*** Data rows
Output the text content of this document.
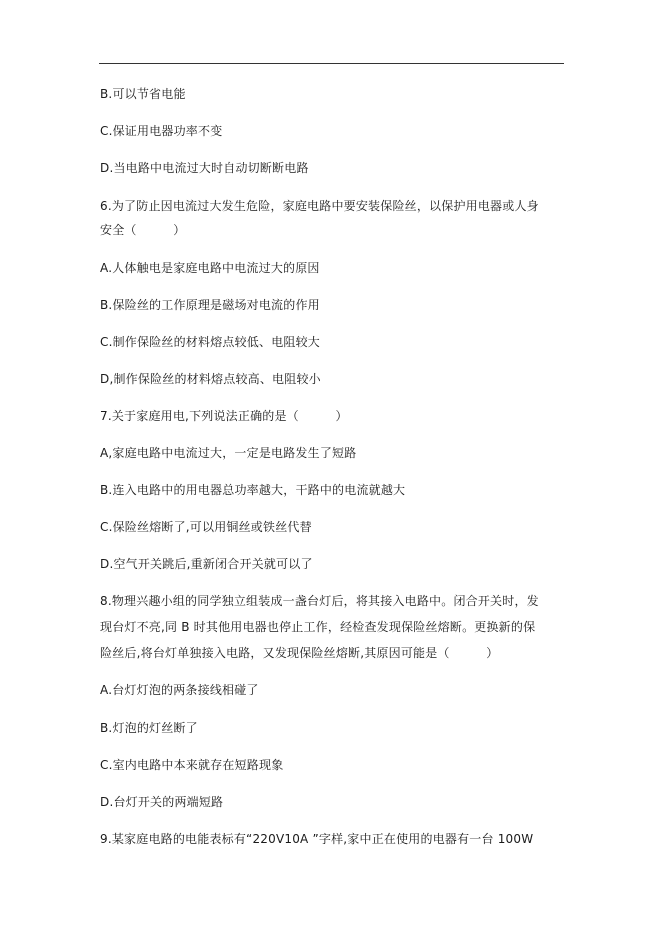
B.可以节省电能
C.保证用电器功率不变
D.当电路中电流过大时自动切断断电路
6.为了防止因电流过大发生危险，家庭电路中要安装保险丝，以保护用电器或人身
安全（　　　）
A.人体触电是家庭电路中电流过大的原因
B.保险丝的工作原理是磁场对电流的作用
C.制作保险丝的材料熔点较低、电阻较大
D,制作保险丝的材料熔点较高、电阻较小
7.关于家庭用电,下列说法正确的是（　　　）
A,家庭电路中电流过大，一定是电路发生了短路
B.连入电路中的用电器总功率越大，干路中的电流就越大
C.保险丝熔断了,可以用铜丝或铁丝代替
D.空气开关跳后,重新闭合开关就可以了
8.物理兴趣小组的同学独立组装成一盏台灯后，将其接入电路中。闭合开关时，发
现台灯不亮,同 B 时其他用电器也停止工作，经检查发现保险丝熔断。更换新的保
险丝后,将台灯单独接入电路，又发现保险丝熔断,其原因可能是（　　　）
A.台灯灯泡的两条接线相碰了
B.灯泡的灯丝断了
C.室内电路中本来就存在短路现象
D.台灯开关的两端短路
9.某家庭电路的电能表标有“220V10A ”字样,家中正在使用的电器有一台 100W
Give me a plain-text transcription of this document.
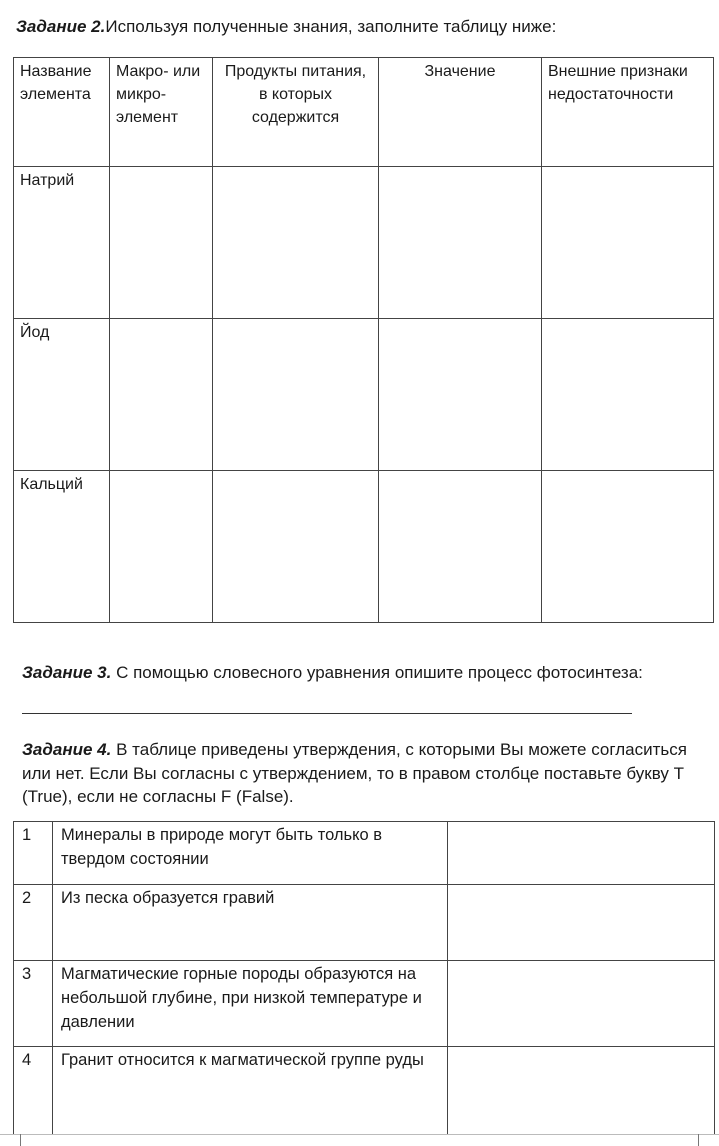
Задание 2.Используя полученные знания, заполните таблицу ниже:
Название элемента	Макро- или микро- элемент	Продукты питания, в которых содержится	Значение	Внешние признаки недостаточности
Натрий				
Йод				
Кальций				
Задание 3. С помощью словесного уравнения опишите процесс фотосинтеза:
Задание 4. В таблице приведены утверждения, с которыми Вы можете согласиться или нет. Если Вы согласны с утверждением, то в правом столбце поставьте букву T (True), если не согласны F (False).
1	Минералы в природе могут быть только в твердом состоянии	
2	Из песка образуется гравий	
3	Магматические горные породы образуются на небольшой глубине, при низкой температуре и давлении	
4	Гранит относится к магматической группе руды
******
§ What is being asked
Would you return the data exactly as written, without the pictures?

§ Final result
Output the text content of this document.
B.可以节省电能
C.保证用电器功率不变
D.当电路中电流过大时自动切断断电路
6.为了防止因电流过大发生危险，家庭电路中要安装保险丝，以保护用电器或人身
安全（　　　）
A.人体触电是家庭电路中电流过大的原因
B.保险丝的工作原理是磁场对电流的作用
C.制作保险丝的材料熔点较低、电阻较大
D,制作保险丝的材料熔点较高、电阻较小
7.关于家庭用电,下列说法正确的是（　　　）
A,家庭电路中电流过大，一定是电路发生了短路
B.连入电路中的用电器总功率越大，干路中的电流就越大
C.保险丝熔断了,可以用铜丝或铁丝代替
D.空气开关跳后,重新闭合开关就可以了
8.物理兴趣小组的同学独立组装成一盏台灯后，将其接入电路中。闭合开关时，发
现台灯不亮,同 B 时其他用电器也停止工作，经检查发现保险丝熔断。更换新的保
险丝后,将台灯单独接入电路，又发现保险丝熔断,其原因可能是（　　　）
A.台灯灯泡的两条接线相碰了
B.灯泡的灯丝断了
C.室内电路中本来就存在短路现象
D.台灯开关的两端短路
9.某家庭电路的电能表标有“220V10A ”字样,家中正在使用的电器有一台 100W
Give me a plain-text transcription of this document.
Задание 2.Используя полученные знания, заполните таблицу ниже:
Название элемента	Макро- или микро- элемент	Продукты питания, в которых содержится	Значение	Внешние признаки недостаточности
Натрий				
Йод				
Кальций				
Задание 3. С помощью словесного уравнения опишите процесс фотосинтеза:
Задание 4. В таблице приведены утверждения, с которыми Вы можете согласиться или нет. Если Вы согласны с утверждением, то в правом столбце поставьте букву T (True), если не согласны F (False).
1	Минералы в природе могут быть только в твердом состоянии	
2	Из песка образуется гравий	
3	Магматические горные породы образуются на небольшой глубине, при низкой температуре и давлении	
4	Гранит относится к магматической группе руды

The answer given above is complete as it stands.